Copy each line exactly. Leave nothing out.

▸ **Data entries**:
((

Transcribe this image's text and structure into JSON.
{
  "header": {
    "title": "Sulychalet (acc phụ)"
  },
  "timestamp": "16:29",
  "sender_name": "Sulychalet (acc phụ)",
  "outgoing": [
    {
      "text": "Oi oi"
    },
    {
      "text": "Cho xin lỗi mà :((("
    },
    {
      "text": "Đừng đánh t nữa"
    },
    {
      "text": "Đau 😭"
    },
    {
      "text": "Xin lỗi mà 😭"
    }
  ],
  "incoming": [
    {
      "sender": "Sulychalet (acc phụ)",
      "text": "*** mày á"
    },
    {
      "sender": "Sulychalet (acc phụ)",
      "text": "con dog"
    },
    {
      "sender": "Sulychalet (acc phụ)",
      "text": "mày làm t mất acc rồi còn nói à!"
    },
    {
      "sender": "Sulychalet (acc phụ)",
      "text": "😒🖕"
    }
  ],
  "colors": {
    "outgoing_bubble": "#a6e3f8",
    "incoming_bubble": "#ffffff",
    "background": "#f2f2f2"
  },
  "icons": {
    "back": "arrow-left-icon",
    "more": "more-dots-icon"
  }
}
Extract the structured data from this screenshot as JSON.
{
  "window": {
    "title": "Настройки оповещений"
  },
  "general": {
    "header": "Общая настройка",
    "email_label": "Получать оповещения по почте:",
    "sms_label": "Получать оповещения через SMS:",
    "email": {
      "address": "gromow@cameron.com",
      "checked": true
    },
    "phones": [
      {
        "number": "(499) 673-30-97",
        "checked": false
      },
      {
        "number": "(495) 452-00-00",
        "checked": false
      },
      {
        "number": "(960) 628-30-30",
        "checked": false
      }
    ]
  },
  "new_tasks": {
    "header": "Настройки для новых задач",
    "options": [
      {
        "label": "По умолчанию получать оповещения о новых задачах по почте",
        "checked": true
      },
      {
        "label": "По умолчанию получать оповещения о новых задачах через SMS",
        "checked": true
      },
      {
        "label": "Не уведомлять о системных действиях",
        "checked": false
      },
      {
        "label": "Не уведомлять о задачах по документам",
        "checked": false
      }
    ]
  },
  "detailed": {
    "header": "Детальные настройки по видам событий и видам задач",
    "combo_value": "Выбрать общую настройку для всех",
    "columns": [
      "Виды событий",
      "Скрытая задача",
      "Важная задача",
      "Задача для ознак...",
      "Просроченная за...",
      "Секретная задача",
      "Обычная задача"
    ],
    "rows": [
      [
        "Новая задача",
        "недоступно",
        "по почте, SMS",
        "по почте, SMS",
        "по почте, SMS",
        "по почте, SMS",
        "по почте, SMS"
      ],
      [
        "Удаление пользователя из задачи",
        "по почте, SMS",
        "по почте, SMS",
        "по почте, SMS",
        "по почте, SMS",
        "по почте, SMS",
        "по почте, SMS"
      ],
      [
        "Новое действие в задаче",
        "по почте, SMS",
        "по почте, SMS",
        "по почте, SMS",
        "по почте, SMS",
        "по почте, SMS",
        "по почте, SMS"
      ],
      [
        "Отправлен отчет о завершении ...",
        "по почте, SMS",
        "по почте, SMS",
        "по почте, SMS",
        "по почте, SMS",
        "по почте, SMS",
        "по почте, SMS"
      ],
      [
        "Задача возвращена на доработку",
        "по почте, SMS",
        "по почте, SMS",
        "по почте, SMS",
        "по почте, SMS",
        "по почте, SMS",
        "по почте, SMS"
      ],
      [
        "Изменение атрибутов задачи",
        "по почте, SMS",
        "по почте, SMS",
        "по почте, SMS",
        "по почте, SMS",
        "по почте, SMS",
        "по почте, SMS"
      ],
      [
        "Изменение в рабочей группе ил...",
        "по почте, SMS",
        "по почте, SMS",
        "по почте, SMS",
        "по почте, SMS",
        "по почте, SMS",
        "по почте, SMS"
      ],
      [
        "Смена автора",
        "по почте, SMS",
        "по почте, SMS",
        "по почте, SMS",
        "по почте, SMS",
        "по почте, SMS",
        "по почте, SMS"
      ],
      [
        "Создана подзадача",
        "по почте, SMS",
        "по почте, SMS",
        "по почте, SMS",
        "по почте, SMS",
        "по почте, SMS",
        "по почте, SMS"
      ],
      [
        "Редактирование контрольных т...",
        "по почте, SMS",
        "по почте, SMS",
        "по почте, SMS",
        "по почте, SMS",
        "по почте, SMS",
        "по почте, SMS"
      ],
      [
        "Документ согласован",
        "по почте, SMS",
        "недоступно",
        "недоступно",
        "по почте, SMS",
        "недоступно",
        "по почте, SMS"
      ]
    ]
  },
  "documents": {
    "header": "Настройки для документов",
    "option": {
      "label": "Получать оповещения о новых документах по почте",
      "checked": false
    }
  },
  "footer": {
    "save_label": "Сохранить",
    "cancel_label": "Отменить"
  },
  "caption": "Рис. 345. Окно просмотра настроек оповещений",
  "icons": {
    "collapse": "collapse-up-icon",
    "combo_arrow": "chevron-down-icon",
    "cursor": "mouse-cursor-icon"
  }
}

))

▸ **Result**:
Transcribe this image's text and structure into JSON.
{
  "header": {
    "title": "Sulychalet (acc phụ)"
  },
  "timestamp": "16:29",
  "sender_name": "Sulychalet (acc phụ)",
  "outgoing": [
    {
      "text": "Oi oi"
    },
    {
      "text": "Cho xin lỗi mà :((("
    },
    {
      "text": "Đừng đánh t nữa"
    },
    {
      "text": "Đau 😭"
    },
    {
      "text": "Xin lỗi mà 😭"
    }
  ],
  "incoming": [
    {
      "sender": "Sulychalet (acc phụ)",
      "text": "*** mày á"
    },
    {
      "sender": "Sulychalet (acc phụ)",
      "text": "con dog"
    },
    {
      "sender": "Sulychalet (acc phụ)",
      "text": "mày làm t mất acc rồi còn nói à!"
    },
    {
      "sender": "Sulychalet (acc phụ)",
      "text": "😒🖕"
    }
  ],
  "colors": {
    "outgoing_bubble": "#a6e3f8",
    "incoming_bubble": "#ffffff",
    "background": "#f2f2f2"
  },
  "icons": {
    "back": "arrow-left-icon",
    "more": "more-dots-icon"
  }
}
Extract the structured data from this screenshot as JSON.
{
  "window": {
    "title": "Настройки оповещений"
  },
  "general": {
    "header": "Общая настройка",
    "email_label": "Получать оповещения по почте:",
    "sms_label": "Получать оповещения через SMS:",
    "email": {
      "address": "gromow@cameron.com",
      "checked": true
    },
    "phones": [
      {
        "number": "(499) 673-30-97",
        "checked": false
      },
      {
        "number": "(495) 452-00-00",
        "checked": false
      },
      {
        "number": "(960) 628-30-30",
        "checked": false
      }
    ]
  },
  "new_tasks": {
    "header": "Настройки для новых задач",
    "options": [
      {
        "label": "По умолчанию получать оповещения о новых задачах по почте",
        "checked": true
      },
      {
        "label": "По умолчанию получать оповещения о новых задачах через SMS",
        "checked": true
      },
      {
        "label": "Не уведомлять о системных действиях",
        "checked": false
      },
      {
        "label": "Не уведомлять о задачах по документам",
        "checked": false
      }
    ]
  },
  "detailed": {
    "header": "Детальные настройки по видам событий и видам задач",
    "combo_value": "Выбрать общую настройку для всех",
    "columns": [
      "Виды событий",
      "Скрытая задача",
      "Важная задача",
      "Задача для ознак...",
      "Просроченная за...",
      "Секретная задача",
      "Обычная задача"
    ],
    "rows": [
      [
        "Новая задача",
        "недоступно",
        "по почте, SMS",
        "по почте, SMS",
        "по почте, SMS",
        "по почте, SMS",
        "по почте, SMS"
      ],
      [
        "Удаление пользователя из задачи",
        "по почте, SMS",
        "по почте, SMS",
        "по почте, SMS",
        "по почте, SMS",
        "по почте, SMS",
        "по почте, SMS"
      ],
      [
        "Новое действие в задаче",
        "по почте, SMS",
        "по почте, SMS",
        "по почте, SMS",
        "по почте, SMS",
        "по почте, SMS",
        "по почте, SMS"
      ],
      [
        "Отправлен отчет о завершении ...",
        "по почте, SMS",
        "по почте, SMS",
        "по почте, SMS",
        "по почте, SMS",
        "по почте, SMS",
        "по почте, SMS"
      ],
      [
        "Задача возвращена на доработку",
        "по почте, SMS",
        "по почте, SMS",
        "по почте, SMS",
        "по почте, SMS",
        "по почте, SMS",
        "по почте, SMS"
      ],
      [
        "Изменение атрибутов задачи",
        "по почте, SMS",
        "по почте, SMS",
        "по почте, SMS",
        "по почте, SMS",
        "по почте, SMS",
        "по почте, SMS"
      ],
      [
        "Изменение в рабочей группе ил...",
        "по почте, SMS",
        "по почте, SMS",
        "по почте, SMS",
        "по почте, SMS",
        "по почте, SMS",
        "по почте, SMS"
      ],
      [
        "Смена автора",
        "по почте, SMS",
        "по почте, SMS",
        "по почте, SMS",
        "по почте, SMS",
        "по почте, SMS",
        "по почте, SMS"
      ],
      [
        "Создана подзадача",
        "по почте, SMS",
        "по почте, SMS",
        "по почте, SMS",
        "по почте, SMS",
        "по почте, SMS",
        "по почте, SMS"
      ],
      [
        "Редактирование контрольных т...",
        "по почте, SMS",
        "по почте, SMS",
        "по почте, SMS",
        "по почте, SMS",
        "по почте, SMS",
        "по почте, SMS"
      ],
      [
        "Документ согласован",
        "по почте, SMS",
        "недоступно",
        "недоступно",
        "по почте, SMS",
        "недоступно",
        "по почте, SMS"
      ]
    ]
  },
  "documents": {
    "header": "Настройки для документов",
    "option": {
      "label": "Получать оповещения о новых документах по почте",
      "checked": false
    }
  },
  "footer": {
    "save_label": "Сохранить",
    "cancel_label": "Отменить"
  },
  "caption": "Рис. 345. Окно просмотра настроек оповещений",
  "icons": {
    "collapse": "collapse-up-icon",
    "combo_arrow": "chevron-down-icon",
    "cursor": "mouse-cursor-icon"
  }
}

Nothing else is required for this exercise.